### Task
Repeat the records below exactly, leaving out any pictures.

### Material provided

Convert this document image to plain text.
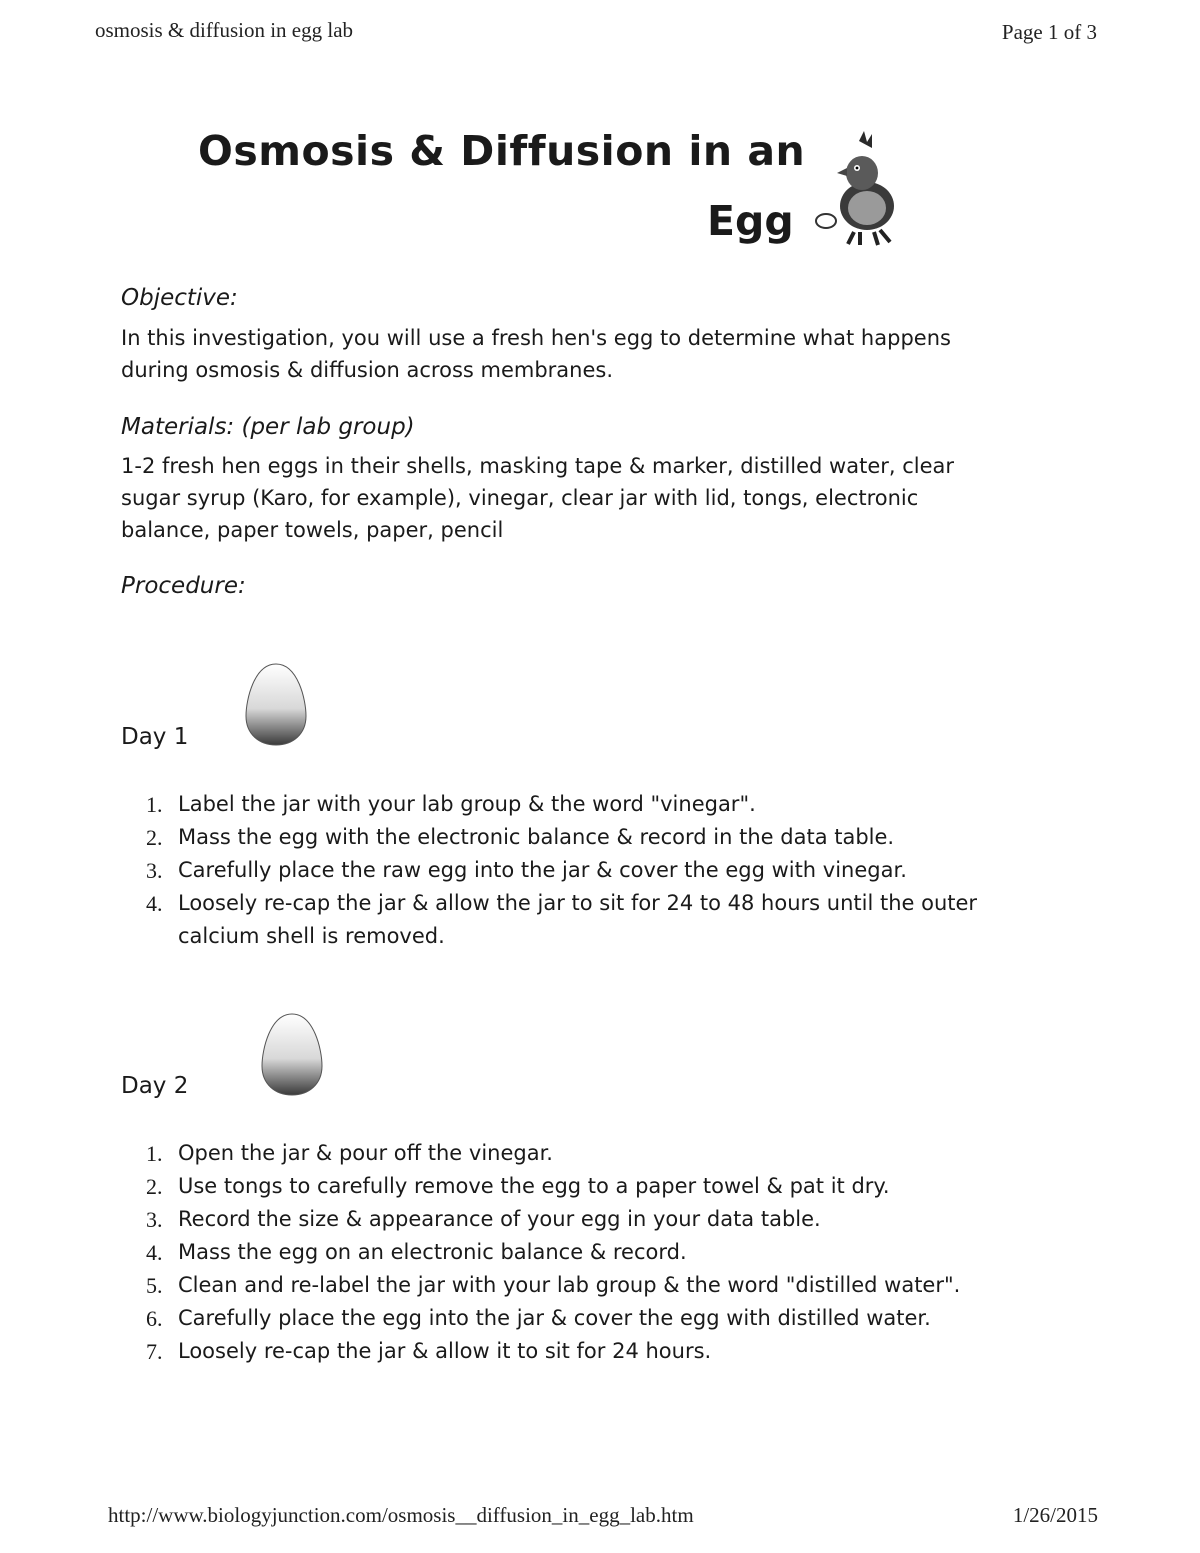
osmosis & diffusion in egg lab	Page 1 of 3
Osmosis & Diffusion in an
Egg
Objective:
In this investigation, you will use a fresh hen's egg to determine what happens
during osmosis & diffusion across membranes.
Materials: (per lab group)
1-2 fresh hen eggs in their shells, masking tape & marker, distilled water, clear
sugar syrup (Karo, for example), vinegar, clear jar with lid, tongs, electronic
balance, paper towels, paper, pencil
Procedure:
Day 1
1. Label the jar with your lab group & the word "vinegar".
2. Mass the egg with the electronic balance & record in the data table.
3. Carefully place the raw egg into the jar & cover the egg with vinegar.
4. Loosely re-cap the jar & allow the jar to sit for 24 to 48 hours until the outer calcium shell is removed.
Day 2
1. Open the jar & pour off the vinegar.
2. Use tongs to carefully remove the egg to a paper towel & pat it dry.
3. Record the size & appearance of your egg in your data table.
4. Mass the egg on an electronic balance & record.
5. Clean and re-label the jar with your lab group & the word "distilled water".
6. Carefully place the egg into the jar & cover the egg with distilled water.
7. Loosely re-cap the jar & allow it to sit for 24 hours.
http://www.biologyjunction.com/osmosis__diffusion_in_egg_lab.htm	1/26/2015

### Task result
Convert this document image to plain text.
osmosis & diffusion in egg lab	Page 1 of 3
Osmosis & Diffusion in an
Egg
Objective:
In this investigation, you will use a fresh hen's egg to determine what happens
during osmosis & diffusion across membranes.
Materials: (per lab group)
1-2 fresh hen eggs in their shells, masking tape & marker, distilled water, clear
sugar syrup (Karo, for example), vinegar, clear jar with lid, tongs, electronic
balance, paper towels, paper, pencil
Procedure:
Day 1
1. Label the jar with your lab group & the word "vinegar".
2. Mass the egg with the electronic balance & record in the data table.
3. Carefully place the raw egg into the jar & cover the egg with vinegar.
4. Loosely re-cap the jar & allow the jar to sit for 24 to 48 hours until the outer calcium shell is removed.
Day 2
1. Open the jar & pour off the vinegar.
2. Use tongs to carefully remove the egg to a paper towel & pat it dry.
3. Record the size & appearance of your egg in your data table.
4. Mass the egg on an electronic balance & record.
5. Clean and re-label the jar with your lab group & the word "distilled water".
6. Carefully place the egg into the jar & cover the egg with distilled water.
7. Loosely re-cap the jar & allow it to sit for 24 hours.
http://www.biologyjunction.com/osmosis__diffusion_in_egg_lab.htm	1/26/2015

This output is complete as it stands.